▶ DESCRIPTION OF THE TASK:
Extract the lines that hold the string "Security".

▶ EXTRACTED MATERIAL:
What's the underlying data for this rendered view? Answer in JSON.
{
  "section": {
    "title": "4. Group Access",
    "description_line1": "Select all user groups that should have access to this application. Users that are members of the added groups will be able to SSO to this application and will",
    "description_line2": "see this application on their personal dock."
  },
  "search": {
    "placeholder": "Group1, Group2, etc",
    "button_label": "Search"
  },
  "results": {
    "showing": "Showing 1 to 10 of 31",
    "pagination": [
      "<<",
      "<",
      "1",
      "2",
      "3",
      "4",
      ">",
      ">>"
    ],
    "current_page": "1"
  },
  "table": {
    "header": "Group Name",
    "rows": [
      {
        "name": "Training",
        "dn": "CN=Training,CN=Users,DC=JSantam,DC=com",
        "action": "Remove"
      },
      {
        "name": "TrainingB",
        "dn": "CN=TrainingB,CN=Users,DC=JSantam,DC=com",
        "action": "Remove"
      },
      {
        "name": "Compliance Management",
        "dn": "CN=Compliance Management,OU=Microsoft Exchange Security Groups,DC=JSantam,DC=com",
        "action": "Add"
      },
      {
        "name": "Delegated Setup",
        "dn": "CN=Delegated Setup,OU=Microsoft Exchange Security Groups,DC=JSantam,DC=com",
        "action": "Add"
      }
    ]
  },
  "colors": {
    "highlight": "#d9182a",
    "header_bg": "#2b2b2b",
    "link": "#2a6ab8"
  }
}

▶ RESPONSE:
        "dn": "CN=Compliance Management,OU=Microsoft Exchange Security Groups,DC=JSantam,DC=com",
        "dn": "CN=Delegated Setup,OU=Microsoft Exchange Security Groups,DC=JSantam,DC=com",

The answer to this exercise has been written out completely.